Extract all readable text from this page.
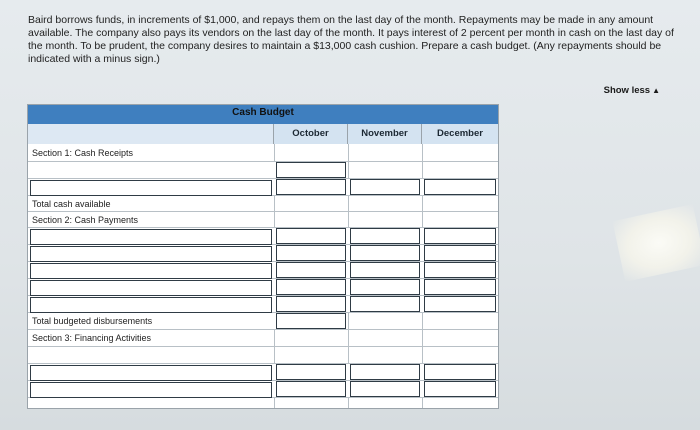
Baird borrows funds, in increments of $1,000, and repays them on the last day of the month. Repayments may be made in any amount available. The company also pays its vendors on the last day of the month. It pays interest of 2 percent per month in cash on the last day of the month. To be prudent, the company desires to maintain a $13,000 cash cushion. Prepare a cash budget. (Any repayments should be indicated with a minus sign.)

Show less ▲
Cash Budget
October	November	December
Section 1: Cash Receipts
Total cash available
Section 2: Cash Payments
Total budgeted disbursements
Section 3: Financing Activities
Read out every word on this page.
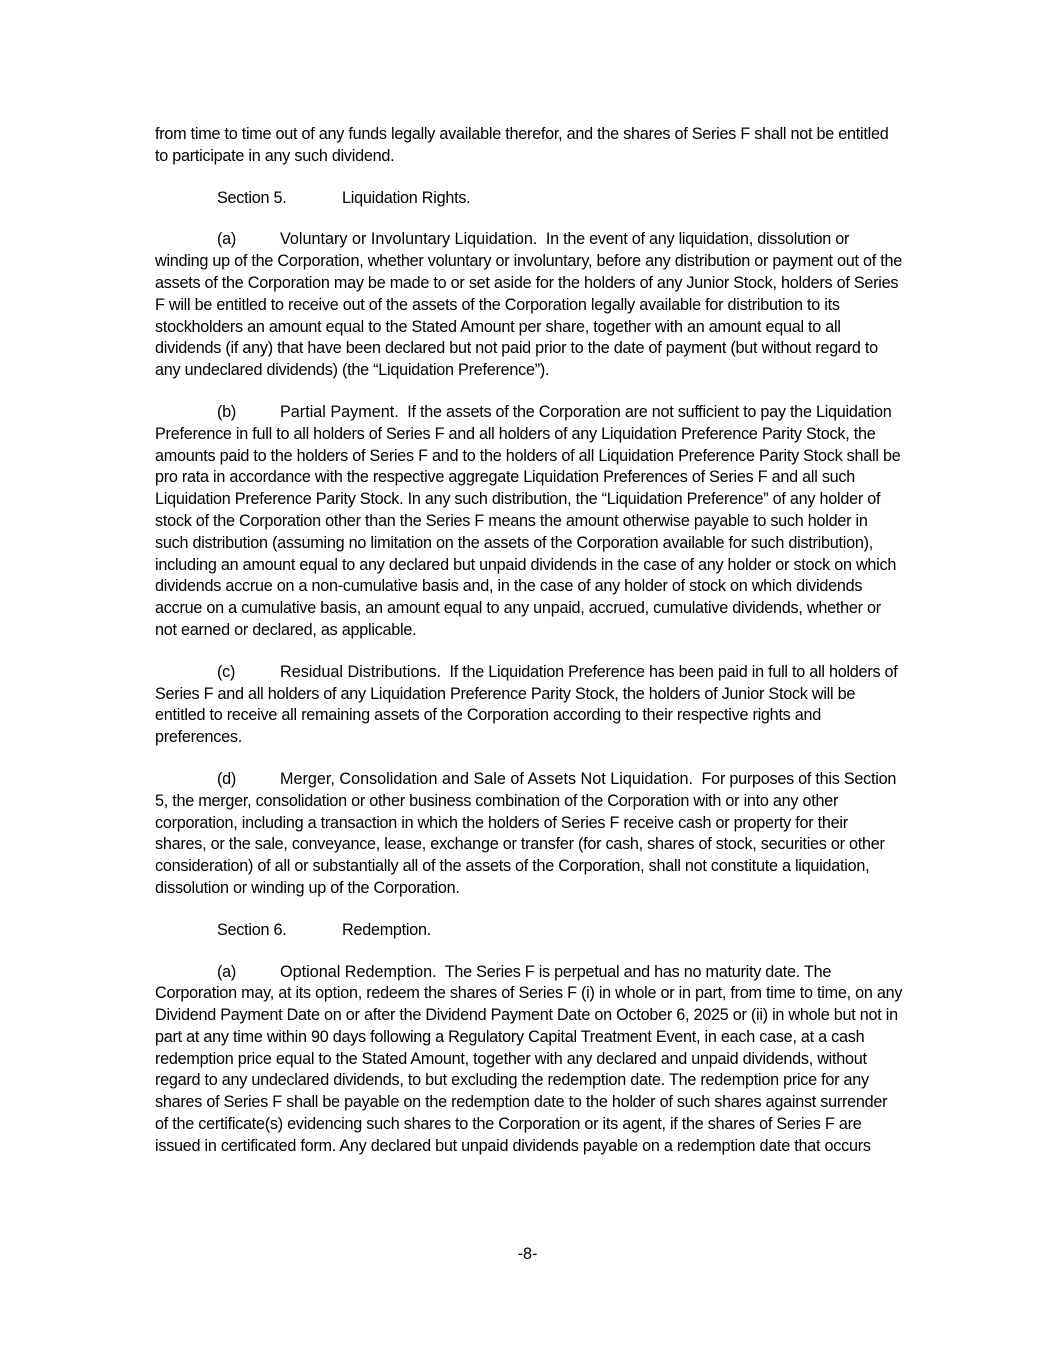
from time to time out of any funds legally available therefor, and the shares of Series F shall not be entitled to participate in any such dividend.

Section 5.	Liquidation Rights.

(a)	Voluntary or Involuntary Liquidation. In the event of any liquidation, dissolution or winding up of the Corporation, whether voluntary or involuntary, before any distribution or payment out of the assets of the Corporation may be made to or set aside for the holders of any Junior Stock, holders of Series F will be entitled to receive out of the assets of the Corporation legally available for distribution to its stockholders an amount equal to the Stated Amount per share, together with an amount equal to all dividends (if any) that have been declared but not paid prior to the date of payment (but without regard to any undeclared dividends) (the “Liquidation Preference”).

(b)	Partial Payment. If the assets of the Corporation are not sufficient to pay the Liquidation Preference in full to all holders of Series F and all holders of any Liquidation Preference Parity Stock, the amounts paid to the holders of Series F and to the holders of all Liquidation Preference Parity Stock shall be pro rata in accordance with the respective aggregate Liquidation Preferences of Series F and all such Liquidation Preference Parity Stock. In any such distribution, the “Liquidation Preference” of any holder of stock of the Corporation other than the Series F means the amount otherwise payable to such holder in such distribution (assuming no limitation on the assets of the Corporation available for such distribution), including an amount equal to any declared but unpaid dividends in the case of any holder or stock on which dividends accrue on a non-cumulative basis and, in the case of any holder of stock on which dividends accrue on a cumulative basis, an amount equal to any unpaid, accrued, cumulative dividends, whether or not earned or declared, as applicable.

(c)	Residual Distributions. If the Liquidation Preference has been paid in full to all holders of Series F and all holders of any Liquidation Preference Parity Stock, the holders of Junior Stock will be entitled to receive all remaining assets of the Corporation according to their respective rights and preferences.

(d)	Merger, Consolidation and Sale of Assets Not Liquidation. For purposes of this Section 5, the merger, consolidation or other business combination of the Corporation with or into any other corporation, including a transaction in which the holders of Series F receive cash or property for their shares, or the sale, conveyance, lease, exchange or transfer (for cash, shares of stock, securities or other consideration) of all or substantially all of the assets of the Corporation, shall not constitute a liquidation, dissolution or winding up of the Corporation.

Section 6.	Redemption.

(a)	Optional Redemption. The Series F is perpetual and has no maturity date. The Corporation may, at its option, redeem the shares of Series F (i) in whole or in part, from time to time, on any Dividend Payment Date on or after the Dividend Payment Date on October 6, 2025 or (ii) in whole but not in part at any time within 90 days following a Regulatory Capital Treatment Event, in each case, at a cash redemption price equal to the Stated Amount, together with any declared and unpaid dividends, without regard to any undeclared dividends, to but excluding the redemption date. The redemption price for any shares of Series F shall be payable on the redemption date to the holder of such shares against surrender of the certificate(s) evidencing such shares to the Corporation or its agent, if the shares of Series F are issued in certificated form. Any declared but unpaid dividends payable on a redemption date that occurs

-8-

○ ○ ○

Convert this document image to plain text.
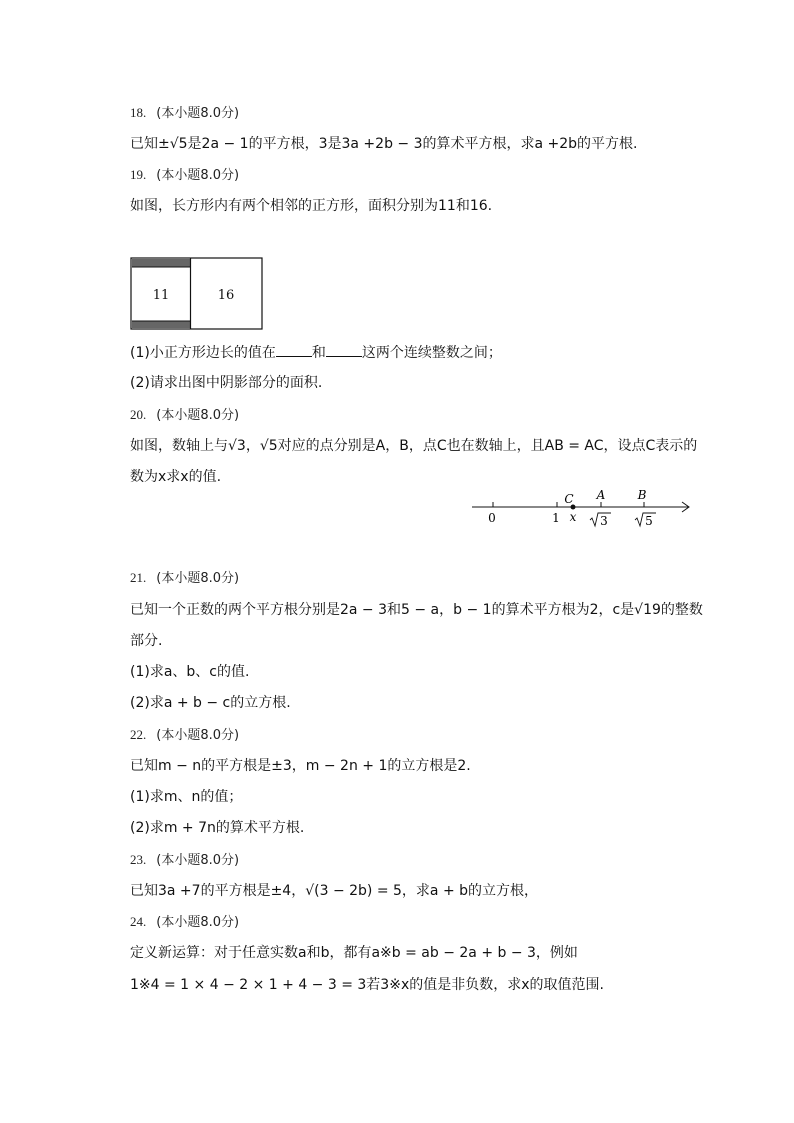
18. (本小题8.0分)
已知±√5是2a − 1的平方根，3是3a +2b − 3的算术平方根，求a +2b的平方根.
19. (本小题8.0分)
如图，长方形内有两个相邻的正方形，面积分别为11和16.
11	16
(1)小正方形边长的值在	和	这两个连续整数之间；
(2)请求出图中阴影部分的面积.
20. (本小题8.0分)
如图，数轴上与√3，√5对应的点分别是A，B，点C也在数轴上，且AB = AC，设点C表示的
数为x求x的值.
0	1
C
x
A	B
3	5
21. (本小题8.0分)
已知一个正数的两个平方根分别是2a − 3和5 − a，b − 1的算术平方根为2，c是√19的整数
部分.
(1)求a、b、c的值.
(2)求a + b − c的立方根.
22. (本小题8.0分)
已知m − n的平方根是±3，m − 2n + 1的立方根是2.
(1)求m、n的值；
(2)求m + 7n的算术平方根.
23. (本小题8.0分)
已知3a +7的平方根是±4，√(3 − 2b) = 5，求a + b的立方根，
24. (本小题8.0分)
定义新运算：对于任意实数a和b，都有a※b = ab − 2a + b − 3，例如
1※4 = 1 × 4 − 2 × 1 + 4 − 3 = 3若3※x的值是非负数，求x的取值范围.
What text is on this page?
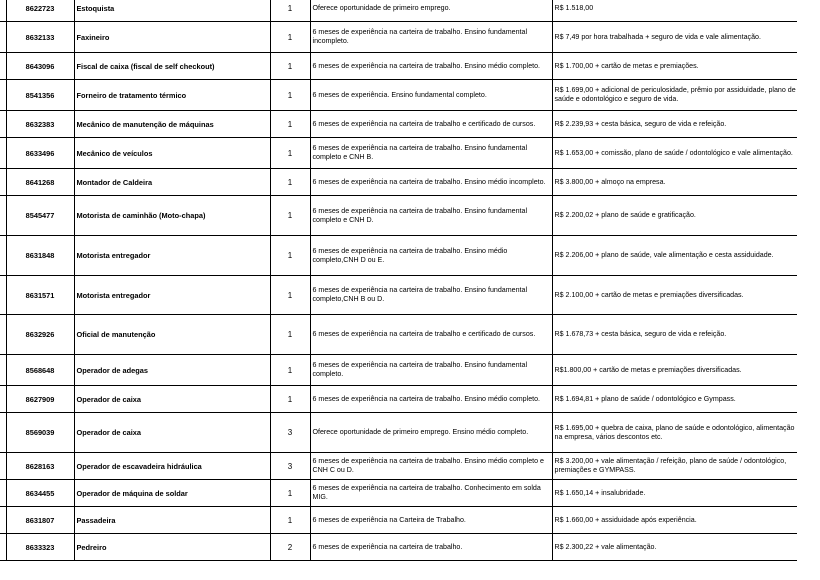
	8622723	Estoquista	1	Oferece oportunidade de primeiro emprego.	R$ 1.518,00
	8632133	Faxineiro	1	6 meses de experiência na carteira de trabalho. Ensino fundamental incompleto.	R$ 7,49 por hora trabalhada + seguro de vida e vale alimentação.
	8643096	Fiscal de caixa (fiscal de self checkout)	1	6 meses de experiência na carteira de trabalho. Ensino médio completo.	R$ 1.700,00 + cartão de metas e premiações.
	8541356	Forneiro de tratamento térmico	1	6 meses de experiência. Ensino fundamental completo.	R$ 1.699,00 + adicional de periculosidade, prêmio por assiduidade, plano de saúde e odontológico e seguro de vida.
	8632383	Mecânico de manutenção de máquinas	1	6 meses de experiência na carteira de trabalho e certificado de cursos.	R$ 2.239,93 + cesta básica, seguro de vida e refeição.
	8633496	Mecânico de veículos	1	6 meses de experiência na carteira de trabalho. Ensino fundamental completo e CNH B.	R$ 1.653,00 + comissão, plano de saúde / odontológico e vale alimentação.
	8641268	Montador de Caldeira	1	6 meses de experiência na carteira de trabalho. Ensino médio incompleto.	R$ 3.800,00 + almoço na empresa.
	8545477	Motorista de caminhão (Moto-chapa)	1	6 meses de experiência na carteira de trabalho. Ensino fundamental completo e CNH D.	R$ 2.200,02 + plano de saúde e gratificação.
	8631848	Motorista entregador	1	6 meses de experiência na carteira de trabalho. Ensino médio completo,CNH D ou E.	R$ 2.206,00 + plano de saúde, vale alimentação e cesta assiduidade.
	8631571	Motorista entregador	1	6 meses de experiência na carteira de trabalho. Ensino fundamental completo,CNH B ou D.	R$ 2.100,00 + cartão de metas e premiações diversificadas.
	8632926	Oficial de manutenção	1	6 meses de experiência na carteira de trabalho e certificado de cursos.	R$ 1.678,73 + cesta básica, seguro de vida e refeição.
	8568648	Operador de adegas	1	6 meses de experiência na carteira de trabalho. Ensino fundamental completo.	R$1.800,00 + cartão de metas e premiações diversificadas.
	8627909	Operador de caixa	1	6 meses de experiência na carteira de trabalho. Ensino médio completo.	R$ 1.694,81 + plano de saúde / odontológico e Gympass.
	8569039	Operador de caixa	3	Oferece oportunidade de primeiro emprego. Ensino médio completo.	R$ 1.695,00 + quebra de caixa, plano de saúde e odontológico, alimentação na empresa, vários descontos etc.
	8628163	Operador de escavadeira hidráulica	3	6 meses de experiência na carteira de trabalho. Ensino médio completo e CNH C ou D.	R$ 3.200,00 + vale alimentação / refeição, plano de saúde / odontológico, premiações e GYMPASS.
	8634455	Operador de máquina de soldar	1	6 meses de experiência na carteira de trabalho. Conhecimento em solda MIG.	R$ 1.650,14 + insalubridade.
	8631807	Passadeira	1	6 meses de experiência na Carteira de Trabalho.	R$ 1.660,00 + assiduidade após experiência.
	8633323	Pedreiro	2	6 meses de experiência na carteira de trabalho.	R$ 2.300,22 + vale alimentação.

○ ○ ○

• **EXERCISE DETAILS**:
Wherever "this" shows up in a line, copy that line.

• **TASK OUTPUT**:
Extract all readable text from this page.
Read out every word on this page.
(d)	Merger, Consolidation and Sale of Assets Not Liquidation. For purposes of this Section 5, the merger, consolidation or other business combination of the Corporation with or into any other corporation, including a transaction in which the holders of Series F receive cash or property for their shares, or the sale, conveyance, lease, exchange or transfer (for cash, shares of stock, securities or other consideration) of all or substantially all of the assets of the Corporation, shall not constitute a liquidation, dissolution or winding up of the Corporation.
Convert this document image to plain text.
What text is on this page?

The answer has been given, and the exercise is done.